Given task:
Give back the entire listing verbatim.
+ + + + +
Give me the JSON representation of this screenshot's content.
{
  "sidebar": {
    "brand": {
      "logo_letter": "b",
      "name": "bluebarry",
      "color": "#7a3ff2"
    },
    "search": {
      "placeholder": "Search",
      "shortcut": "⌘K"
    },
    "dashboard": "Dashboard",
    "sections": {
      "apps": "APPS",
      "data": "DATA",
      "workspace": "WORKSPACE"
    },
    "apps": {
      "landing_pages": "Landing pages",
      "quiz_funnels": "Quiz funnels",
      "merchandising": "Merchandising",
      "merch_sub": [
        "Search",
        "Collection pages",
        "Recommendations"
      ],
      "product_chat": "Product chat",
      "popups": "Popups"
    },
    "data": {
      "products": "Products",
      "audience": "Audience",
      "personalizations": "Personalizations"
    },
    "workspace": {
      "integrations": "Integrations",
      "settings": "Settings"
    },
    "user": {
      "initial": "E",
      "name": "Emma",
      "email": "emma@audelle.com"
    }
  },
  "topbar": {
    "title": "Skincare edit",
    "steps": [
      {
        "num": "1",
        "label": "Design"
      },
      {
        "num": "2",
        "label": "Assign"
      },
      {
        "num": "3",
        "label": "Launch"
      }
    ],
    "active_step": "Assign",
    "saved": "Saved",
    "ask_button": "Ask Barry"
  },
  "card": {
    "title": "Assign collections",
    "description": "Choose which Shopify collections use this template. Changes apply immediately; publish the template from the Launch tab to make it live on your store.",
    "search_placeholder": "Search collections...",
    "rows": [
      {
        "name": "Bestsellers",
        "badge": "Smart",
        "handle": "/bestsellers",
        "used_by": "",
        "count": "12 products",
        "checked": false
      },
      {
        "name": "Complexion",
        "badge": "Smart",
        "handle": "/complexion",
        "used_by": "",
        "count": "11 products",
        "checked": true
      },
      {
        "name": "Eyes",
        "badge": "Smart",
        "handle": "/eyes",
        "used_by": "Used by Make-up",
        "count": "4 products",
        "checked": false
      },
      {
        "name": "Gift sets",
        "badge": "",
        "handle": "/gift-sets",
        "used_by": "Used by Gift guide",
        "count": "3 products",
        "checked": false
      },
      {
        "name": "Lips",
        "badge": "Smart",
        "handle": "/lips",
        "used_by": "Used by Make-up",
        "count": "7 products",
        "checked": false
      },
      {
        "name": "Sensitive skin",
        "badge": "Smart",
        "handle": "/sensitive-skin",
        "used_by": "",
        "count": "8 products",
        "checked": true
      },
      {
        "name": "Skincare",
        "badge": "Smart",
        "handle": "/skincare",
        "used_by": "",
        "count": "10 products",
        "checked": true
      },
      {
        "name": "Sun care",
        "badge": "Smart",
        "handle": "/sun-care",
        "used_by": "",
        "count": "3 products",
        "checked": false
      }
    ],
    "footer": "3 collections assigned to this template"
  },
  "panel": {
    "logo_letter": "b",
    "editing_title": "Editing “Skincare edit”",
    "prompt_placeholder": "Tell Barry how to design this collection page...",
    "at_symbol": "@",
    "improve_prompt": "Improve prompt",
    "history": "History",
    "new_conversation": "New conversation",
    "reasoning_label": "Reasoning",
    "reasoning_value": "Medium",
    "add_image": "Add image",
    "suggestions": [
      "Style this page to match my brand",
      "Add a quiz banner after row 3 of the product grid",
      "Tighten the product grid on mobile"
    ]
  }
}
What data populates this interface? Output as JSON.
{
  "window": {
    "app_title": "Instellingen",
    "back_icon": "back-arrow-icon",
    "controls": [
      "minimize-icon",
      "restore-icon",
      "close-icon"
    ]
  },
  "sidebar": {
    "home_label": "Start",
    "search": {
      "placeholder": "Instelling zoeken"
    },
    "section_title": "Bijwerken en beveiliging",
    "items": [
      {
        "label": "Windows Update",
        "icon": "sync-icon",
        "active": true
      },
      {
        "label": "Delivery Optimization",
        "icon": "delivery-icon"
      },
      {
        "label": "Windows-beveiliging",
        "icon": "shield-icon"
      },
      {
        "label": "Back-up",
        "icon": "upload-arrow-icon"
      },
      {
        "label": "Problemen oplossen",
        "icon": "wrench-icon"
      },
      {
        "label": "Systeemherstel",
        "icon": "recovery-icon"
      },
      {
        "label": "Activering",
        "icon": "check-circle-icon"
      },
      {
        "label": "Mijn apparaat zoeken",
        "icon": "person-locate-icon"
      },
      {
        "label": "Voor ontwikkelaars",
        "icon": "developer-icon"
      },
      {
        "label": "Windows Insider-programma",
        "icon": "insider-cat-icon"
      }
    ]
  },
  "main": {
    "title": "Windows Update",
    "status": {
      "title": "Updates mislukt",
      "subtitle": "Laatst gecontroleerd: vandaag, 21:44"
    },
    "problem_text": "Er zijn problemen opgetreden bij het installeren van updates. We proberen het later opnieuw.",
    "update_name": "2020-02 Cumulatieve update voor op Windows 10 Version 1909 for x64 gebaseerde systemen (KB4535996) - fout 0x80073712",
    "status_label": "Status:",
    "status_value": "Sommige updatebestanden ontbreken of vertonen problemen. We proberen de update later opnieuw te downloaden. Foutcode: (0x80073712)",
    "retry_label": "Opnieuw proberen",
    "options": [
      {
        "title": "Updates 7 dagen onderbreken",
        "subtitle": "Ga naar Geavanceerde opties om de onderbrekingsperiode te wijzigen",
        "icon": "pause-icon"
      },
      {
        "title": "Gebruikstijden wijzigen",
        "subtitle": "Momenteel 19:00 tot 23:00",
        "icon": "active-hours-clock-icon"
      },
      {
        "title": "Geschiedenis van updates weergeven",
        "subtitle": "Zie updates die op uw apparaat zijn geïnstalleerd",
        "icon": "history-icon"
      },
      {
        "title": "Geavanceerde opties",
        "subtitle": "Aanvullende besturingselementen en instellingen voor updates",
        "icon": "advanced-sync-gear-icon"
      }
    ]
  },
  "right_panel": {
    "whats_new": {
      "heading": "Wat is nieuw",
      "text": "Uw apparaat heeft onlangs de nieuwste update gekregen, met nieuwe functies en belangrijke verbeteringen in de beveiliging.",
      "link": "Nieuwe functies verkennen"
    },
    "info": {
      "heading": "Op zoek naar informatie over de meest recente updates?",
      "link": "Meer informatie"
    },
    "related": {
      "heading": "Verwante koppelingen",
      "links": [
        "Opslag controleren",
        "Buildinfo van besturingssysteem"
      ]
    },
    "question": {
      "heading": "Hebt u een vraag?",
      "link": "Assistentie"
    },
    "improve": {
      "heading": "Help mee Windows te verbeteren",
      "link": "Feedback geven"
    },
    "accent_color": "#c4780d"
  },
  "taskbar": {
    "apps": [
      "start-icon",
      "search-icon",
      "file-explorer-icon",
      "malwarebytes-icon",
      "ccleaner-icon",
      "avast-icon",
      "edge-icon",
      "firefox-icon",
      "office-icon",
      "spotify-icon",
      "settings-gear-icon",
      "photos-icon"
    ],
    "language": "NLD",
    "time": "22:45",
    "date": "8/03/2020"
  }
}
+ + + + +
Result:
Give me the JSON representation of this screenshot's content.
{
  "sidebar": {
    "brand": {
      "logo_letter": "b",
      "name": "bluebarry",
      "color": "#7a3ff2"
    },
    "search": {
      "placeholder": "Search",
      "shortcut": "⌘K"
    },
    "dashboard": "Dashboard",
    "sections": {
      "apps": "APPS",
      "data": "DATA",
      "workspace": "WORKSPACE"
    },
    "apps": {
      "landing_pages": "Landing pages",
      "quiz_funnels": "Quiz funnels",
      "merchandising": "Merchandising",
      "merch_sub": [
        "Search",
        "Collection pages",
        "Recommendations"
      ],
      "product_chat": "Product chat",
      "popups": "Popups"
    },
    "data": {
      "products": "Products",
      "audience": "Audience",
      "personalizations": "Personalizations"
    },
    "workspace": {
      "integrations": "Integrations",
      "settings": "Settings"
    },
    "user": {
      "initial": "E",
      "name": "Emma",
      "email": "emma@audelle.com"
    }
  },
  "topbar": {
    "title": "Skincare edit",
    "steps": [
      {
        "num": "1",
        "label": "Design"
      },
      {
        "num": "2",
        "label": "Assign"
      },
      {
        "num": "3",
        "label": "Launch"
      }
    ],
    "active_step": "Assign",
    "saved": "Saved",
    "ask_button": "Ask Barry"
  },
  "card": {
    "title": "Assign collections",
    "description": "Choose which Shopify collections use this template. Changes apply immediately; publish the template from the Launch tab to make it live on your store.",
    "search_placeholder": "Search collections...",
    "rows": [
      {
        "name": "Bestsellers",
        "badge": "Smart",
        "handle": "/bestsellers",
        "used_by": "",
        "count": "12 products",
        "checked": false
      },
      {
        "name": "Complexion",
        "badge": "Smart",
        "handle": "/complexion",
        "used_by": "",
        "count": "11 products",
        "checked": true
      },
      {
        "name": "Eyes",
        "badge": "Smart",
        "handle": "/eyes",
        "used_by": "Used by Make-up",
        "count": "4 products",
        "checked": false
      },
      {
        "name": "Gift sets",
        "badge": "",
        "handle": "/gift-sets",
        "used_by": "Used by Gift guide",
        "count": "3 products",
        "checked": false
      },
      {
        "name": "Lips",
        "badge": "Smart",
        "handle": "/lips",
        "used_by": "Used by Make-up",
        "count": "7 products",
        "checked": false
      },
      {
        "name": "Sensitive skin",
        "badge": "Smart",
        "handle": "/sensitive-skin",
        "used_by": "",
        "count": "8 products",
        "checked": true
      },
      {
        "name": "Skincare",
        "badge": "Smart",
        "handle": "/skincare",
        "used_by": "",
        "count": "10 products",
        "checked": true
      },
      {
        "name": "Sun care",
        "badge": "Smart",
        "handle": "/sun-care",
        "used_by": "",
        "count": "3 products",
        "checked": false
      }
    ],
    "footer": "3 collections assigned to this template"
  },
  "panel": {
    "logo_letter": "b",
    "editing_title": "Editing “Skincare edit”",
    "prompt_placeholder": "Tell Barry how to design this collection page...",
    "at_symbol": "@",
    "improve_prompt": "Improve prompt",
    "history": "History",
    "new_conversation": "New conversation",
    "reasoning_label": "Reasoning",
    "reasoning_value": "Medium",
    "add_image": "Add image",
    "suggestions": [
      "Style this page to match my brand",
      "Add a quiz banner after row 3 of the product grid",
      "Tighten the product grid on mobile"
    ]
  }
}
What data populates this interface? Output as JSON.
{
  "window": {
    "app_title": "Instellingen",
    "back_icon": "back-arrow-icon",
    "controls": [
      "minimize-icon",
      "restore-icon",
      "close-icon"
    ]
  },
  "sidebar": {
    "home_label": "Start",
    "search": {
      "placeholder": "Instelling zoeken"
    },
    "section_title": "Bijwerken en beveiliging",
    "items": [
      {
        "label": "Windows Update",
        "icon": "sync-icon",
        "active": true
      },
      {
        "label": "Delivery Optimization",
        "icon": "delivery-icon"
      },
      {
        "label": "Windows-beveiliging",
        "icon": "shield-icon"
      },
      {
        "label": "Back-up",
        "icon": "upload-arrow-icon"
      },
      {
        "label": "Problemen oplossen",
        "icon": "wrench-icon"
      },
      {
        "label": "Systeemherstel",
        "icon": "recovery-icon"
      },
      {
        "label": "Activering",
        "icon": "check-circle-icon"
      },
      {
        "label": "Mijn apparaat zoeken",
        "icon": "person-locate-icon"
      },
      {
        "label": "Voor ontwikkelaars",
        "icon": "developer-icon"
      },
      {
        "label": "Windows Insider-programma",
        "icon": "insider-cat-icon"
      }
    ]
  },
  "main": {
    "title": "Windows Update",
    "status": {
      "title": "Updates mislukt",
      "subtitle": "Laatst gecontroleerd: vandaag, 21:44"
    },
    "problem_text": "Er zijn problemen opgetreden bij het installeren van updates. We proberen het later opnieuw.",
    "update_name": "2020-02 Cumulatieve update voor op Windows 10 Version 1909 for x64 gebaseerde systemen (KB4535996) - fout 0x80073712",
    "status_label": "Status:",
    "status_value": "Sommige updatebestanden ontbreken of vertonen problemen. We proberen de update later opnieuw te downloaden. Foutcode: (0x80073712)",
    "retry_label": "Opnieuw proberen",
    "options": [
      {
        "title": "Updates 7 dagen onderbreken",
        "subtitle": "Ga naar Geavanceerde opties om de onderbrekingsperiode te wijzigen",
        "icon": "pause-icon"
      },
      {
        "title": "Gebruikstijden wijzigen",
        "subtitle": "Momenteel 19:00 tot 23:00",
        "icon": "active-hours-clock-icon"
      },
      {
        "title": "Geschiedenis van updates weergeven",
        "subtitle": "Zie updates die op uw apparaat zijn geïnstalleerd",
        "icon": "history-icon"
      },
      {
        "title": "Geavanceerde opties",
        "subtitle": "Aanvullende besturingselementen en instellingen voor updates",
        "icon": "advanced-sync-gear-icon"
      }
    ]
  },
  "right_panel": {
    "whats_new": {
      "heading": "Wat is nieuw",
      "text": "Uw apparaat heeft onlangs de nieuwste update gekregen, met nieuwe functies en belangrijke verbeteringen in de beveiliging.",
      "link": "Nieuwe functies verkennen"
    },
    "info": {
      "heading": "Op zoek naar informatie over de meest recente updates?",
      "link": "Meer informatie"
    },
    "related": {
      "heading": "Verwante koppelingen",
      "links": [
        "Opslag controleren",
        "Buildinfo van besturingssysteem"
      ]
    },
    "question": {
      "heading": "Hebt u een vraag?",
      "link": "Assistentie"
    },
    "improve": {
      "heading": "Help mee Windows te verbeteren",
      "link": "Feedback geven"
    },
    "accent_color": "#c4780d"
  },
  "taskbar": {
    "apps": [
      "start-icon",
      "search-icon",
      "file-explorer-icon",
      "malwarebytes-icon",
      "ccleaner-icon",
      "avast-icon",
      "edge-icon",
      "firefox-icon",
      "office-icon",
      "spotify-icon",
      "settings-gear-icon",
      "photos-icon"
    ],
    "language": "NLD",
    "time": "22:45",
    "date": "8/03/2020"
  }
}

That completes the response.